=== Exercise brief ===
Print out every line, exactly as written.

=== Records to process ===

++++++++

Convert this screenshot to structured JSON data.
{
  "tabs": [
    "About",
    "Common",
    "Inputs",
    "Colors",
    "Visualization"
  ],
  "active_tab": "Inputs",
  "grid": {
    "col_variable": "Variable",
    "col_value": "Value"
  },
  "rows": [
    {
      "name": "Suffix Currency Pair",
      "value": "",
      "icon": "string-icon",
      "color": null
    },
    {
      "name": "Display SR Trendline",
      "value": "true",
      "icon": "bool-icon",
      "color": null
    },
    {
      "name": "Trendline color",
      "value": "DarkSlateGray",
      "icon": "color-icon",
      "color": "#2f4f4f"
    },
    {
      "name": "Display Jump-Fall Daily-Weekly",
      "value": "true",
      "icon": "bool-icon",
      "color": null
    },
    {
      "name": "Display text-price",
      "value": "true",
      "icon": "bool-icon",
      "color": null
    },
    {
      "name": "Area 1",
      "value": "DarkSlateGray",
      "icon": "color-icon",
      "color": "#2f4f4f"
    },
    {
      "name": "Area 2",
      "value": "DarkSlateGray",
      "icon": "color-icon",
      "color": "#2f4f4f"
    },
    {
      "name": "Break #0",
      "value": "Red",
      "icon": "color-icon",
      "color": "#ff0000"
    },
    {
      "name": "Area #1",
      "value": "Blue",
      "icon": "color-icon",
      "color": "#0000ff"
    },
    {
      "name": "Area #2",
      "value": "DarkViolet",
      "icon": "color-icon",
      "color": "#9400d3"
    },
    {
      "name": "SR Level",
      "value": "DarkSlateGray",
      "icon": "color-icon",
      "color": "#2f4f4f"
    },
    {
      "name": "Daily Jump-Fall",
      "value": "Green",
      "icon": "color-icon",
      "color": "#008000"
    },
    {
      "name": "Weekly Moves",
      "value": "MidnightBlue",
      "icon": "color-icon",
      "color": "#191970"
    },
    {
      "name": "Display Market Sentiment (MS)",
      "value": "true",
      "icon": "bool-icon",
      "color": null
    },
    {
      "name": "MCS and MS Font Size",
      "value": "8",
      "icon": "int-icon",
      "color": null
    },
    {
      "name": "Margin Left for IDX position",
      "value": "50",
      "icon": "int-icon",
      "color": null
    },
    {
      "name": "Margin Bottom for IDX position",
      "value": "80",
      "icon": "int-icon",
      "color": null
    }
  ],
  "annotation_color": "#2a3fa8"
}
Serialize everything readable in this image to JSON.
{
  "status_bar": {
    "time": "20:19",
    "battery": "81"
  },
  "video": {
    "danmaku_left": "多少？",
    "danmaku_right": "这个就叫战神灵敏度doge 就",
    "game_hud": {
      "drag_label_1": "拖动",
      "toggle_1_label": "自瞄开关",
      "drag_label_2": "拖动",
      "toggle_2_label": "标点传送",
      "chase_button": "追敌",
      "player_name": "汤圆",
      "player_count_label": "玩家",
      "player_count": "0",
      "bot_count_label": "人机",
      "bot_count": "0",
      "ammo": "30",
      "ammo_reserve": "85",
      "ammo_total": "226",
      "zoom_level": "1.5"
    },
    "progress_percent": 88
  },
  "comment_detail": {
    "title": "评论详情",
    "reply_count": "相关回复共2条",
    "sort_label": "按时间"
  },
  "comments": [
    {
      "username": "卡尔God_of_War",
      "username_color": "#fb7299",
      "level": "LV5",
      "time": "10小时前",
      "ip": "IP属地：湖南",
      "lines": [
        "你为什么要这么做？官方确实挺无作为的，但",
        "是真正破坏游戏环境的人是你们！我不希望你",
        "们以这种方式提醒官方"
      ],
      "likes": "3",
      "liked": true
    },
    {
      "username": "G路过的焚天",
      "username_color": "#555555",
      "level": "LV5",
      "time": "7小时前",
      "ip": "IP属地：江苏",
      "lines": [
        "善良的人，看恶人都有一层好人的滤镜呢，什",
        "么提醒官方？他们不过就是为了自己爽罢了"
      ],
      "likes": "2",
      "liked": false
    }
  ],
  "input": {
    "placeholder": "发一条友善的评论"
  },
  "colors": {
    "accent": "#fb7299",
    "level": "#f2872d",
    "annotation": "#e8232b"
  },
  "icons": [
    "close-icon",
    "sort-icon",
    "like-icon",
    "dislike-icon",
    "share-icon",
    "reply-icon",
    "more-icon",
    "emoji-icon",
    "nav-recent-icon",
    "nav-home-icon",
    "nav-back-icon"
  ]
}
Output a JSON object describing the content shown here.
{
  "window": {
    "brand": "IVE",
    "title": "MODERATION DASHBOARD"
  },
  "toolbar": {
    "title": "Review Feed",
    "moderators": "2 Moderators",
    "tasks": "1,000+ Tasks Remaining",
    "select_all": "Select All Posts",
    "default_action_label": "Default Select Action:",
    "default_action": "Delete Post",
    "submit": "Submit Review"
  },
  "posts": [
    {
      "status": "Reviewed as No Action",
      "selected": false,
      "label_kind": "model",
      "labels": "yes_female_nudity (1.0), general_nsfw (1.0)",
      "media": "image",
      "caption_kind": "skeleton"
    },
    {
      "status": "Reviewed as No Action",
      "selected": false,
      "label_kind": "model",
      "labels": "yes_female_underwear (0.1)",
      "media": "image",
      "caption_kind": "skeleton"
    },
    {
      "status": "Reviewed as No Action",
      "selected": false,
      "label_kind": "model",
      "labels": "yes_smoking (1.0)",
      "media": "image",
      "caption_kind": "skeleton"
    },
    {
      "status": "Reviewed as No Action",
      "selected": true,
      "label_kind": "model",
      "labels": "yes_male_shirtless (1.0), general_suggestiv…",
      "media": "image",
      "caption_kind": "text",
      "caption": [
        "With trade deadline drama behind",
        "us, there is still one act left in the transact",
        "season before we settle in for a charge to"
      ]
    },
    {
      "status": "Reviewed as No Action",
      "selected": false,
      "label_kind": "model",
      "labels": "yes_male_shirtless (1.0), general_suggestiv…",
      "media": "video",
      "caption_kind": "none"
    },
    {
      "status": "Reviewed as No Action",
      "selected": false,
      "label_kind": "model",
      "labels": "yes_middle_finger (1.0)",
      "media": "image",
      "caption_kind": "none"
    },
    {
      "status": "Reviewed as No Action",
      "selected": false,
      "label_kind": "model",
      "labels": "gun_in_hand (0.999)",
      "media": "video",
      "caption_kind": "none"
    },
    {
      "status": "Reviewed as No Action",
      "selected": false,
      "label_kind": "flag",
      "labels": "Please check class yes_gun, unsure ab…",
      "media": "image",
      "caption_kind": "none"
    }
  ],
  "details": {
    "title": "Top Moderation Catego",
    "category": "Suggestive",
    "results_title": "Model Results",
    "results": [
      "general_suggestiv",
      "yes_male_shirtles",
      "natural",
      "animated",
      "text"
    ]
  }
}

++++++++

=== Finished task ===
Convert this screenshot to structured JSON data.
{
  "tabs": [
    "About",
    "Common",
    "Inputs",
    "Colors",
    "Visualization"
  ],
  "active_tab": "Inputs",
  "grid": {
    "col_variable": "Variable",
    "col_value": "Value"
  },
  "rows": [
    {
      "name": "Suffix Currency Pair",
      "value": "",
      "icon": "string-icon",
      "color": null
    },
    {
      "name": "Display SR Trendline",
      "value": "true",
      "icon": "bool-icon",
      "color": null
    },
    {
      "name": "Trendline color",
      "value": "DarkSlateGray",
      "icon": "color-icon",
      "color": "#2f4f4f"
    },
    {
      "name": "Display Jump-Fall Daily-Weekly",
      "value": "true",
      "icon": "bool-icon",
      "color": null
    },
    {
      "name": "Display text-price",
      "value": "true",
      "icon": "bool-icon",
      "color": null
    },
    {
      "name": "Area 1",
      "value": "DarkSlateGray",
      "icon": "color-icon",
      "color": "#2f4f4f"
    },
    {
      "name": "Area 2",
      "value": "DarkSlateGray",
      "icon": "color-icon",
      "color": "#2f4f4f"
    },
    {
      "name": "Break #0",
      "value": "Red",
      "icon": "color-icon",
      "color": "#ff0000"
    },
    {
      "name": "Area #1",
      "value": "Blue",
      "icon": "color-icon",
      "color": "#0000ff"
    },
    {
      "name": "Area #2",
      "value": "DarkViolet",
      "icon": "color-icon",
      "color": "#9400d3"
    },
    {
      "name": "SR Level",
      "value": "DarkSlateGray",
      "icon": "color-icon",
      "color": "#2f4f4f"
    },
    {
      "name": "Daily Jump-Fall",
      "value": "Green",
      "icon": "color-icon",
      "color": "#008000"
    },
    {
      "name": "Weekly Moves",
      "value": "MidnightBlue",
      "icon": "color-icon",
      "color": "#191970"
    },
    {
      "name": "Display Market Sentiment (MS)",
      "value": "true",
      "icon": "bool-icon",
      "color": null
    },
    {
      "name": "MCS and MS Font Size",
      "value": "8",
      "icon": "int-icon",
      "color": null
    },
    {
      "name": "Margin Left for IDX position",
      "value": "50",
      "icon": "int-icon",
      "color": null
    },
    {
      "name": "Margin Bottom for IDX position",
      "value": "80",
      "icon": "int-icon",
      "color": null
    }
  ],
  "annotation_color": "#2a3fa8"
}
Serialize everything readable in this image to JSON.
{
  "status_bar": {
    "time": "20:19",
    "battery": "81"
  },
  "video": {
    "danmaku_left": "多少？",
    "danmaku_right": "这个就叫战神灵敏度doge 就",
    "game_hud": {
      "drag_label_1": "拖动",
      "toggle_1_label": "自瞄开关",
      "drag_label_2": "拖动",
      "toggle_2_label": "标点传送",
      "chase_button": "追敌",
      "player_name": "汤圆",
      "player_count_label": "玩家",
      "player_count": "0",
      "bot_count_label": "人机",
      "bot_count": "0",
      "ammo": "30",
      "ammo_reserve": "85",
      "ammo_total": "226",
      "zoom_level": "1.5"
    },
    "progress_percent": 88
  },
  "comment_detail": {
    "title": "评论详情",
    "reply_count": "相关回复共2条",
    "sort_label": "按时间"
  },
  "comments": [
    {
      "username": "卡尔God_of_War",
      "username_color": "#fb7299",
      "level": "LV5",
      "time": "10小时前",
      "ip": "IP属地：湖南",
      "lines": [
        "你为什么要这么做？官方确实挺无作为的，但",
        "是真正破坏游戏环境的人是你们！我不希望你",
        "们以这种方式提醒官方"
      ],
      "likes": "3",
      "liked": true
    },
    {
      "username": "G路过的焚天",
      "username_color": "#555555",
      "level": "LV5",
      "time": "7小时前",
      "ip": "IP属地：江苏",
      "lines": [
        "善良的人，看恶人都有一层好人的滤镜呢，什",
        "么提醒官方？他们不过就是为了自己爽罢了"
      ],
      "likes": "2",
      "liked": false
    }
  ],
  "input": {
    "placeholder": "发一条友善的评论"
  },
  "colors": {
    "accent": "#fb7299",
    "level": "#f2872d",
    "annotation": "#e8232b"
  },
  "icons": [
    "close-icon",
    "sort-icon",
    "like-icon",
    "dislike-icon",
    "share-icon",
    "reply-icon",
    "more-icon",
    "emoji-icon",
    "nav-recent-icon",
    "nav-home-icon",
    "nav-back-icon"
  ]
}
Output a JSON object describing the content shown here.
{
  "window": {
    "brand": "IVE",
    "title": "MODERATION DASHBOARD"
  },
  "toolbar": {
    "title": "Review Feed",
    "moderators": "2 Moderators",
    "tasks": "1,000+ Tasks Remaining",
    "select_all": "Select All Posts",
    "default_action_label": "Default Select Action:",
    "default_action": "Delete Post",
    "submit": "Submit Review"
  },
  "posts": [
    {
      "status": "Reviewed as No Action",
      "selected": false,
      "label_kind": "model",
      "labels": "yes_female_nudity (1.0), general_nsfw (1.0)",
      "media": "image",
      "caption_kind": "skeleton"
    },
    {
      "status": "Reviewed as No Action",
      "selected": false,
      "label_kind": "model",
      "labels": "yes_female_underwear (0.1)",
      "media": "image",
      "caption_kind": "skeleton"
    },
    {
      "status": "Reviewed as No Action",
      "selected": false,
      "label_kind": "model",
      "labels": "yes_smoking (1.0)",
      "media": "image",
      "caption_kind": "skeleton"
    },
    {
      "status": "Reviewed as No Action",
      "selected": true,
      "label_kind": "model",
      "labels": "yes_male_shirtless (1.0), general_suggestiv…",
      "media": "image",
      "caption_kind": "text",
      "caption": [
        "With trade deadline drama behind",
        "us, there is still one act left in the transact",
        "season before we settle in for a charge to"
      ]
    },
    {
      "status": "Reviewed as No Action",
      "selected": false,
      "label_kind": "model",
      "labels": "yes_male_shirtless (1.0), general_suggestiv…",
      "media": "video",
      "caption_kind": "none"
    },
    {
      "status": "Reviewed as No Action",
      "selected": false,
      "label_kind": "model",
      "labels": "yes_middle_finger (1.0)",
      "media": "image",
      "caption_kind": "none"
    },
    {
      "status": "Reviewed as No Action",
      "selected": false,
      "label_kind": "model",
      "labels": "gun_in_hand (0.999)",
      "media": "video",
      "caption_kind": "none"
    },
    {
      "status": "Reviewed as No Action",
      "selected": false,
      "label_kind": "flag",
      "labels": "Please check class yes_gun, unsure ab…",
      "media": "image",
      "caption_kind": "none"
    }
  ],
  "details": {
    "title": "Top Moderation Catego",
    "category": "Suggestive",
    "results_title": "Model Results",
    "results": [
      "general_suggestiv",
      "yes_male_shirtles",
      "natural",
      "animated",
      "text"
    ]
  }
}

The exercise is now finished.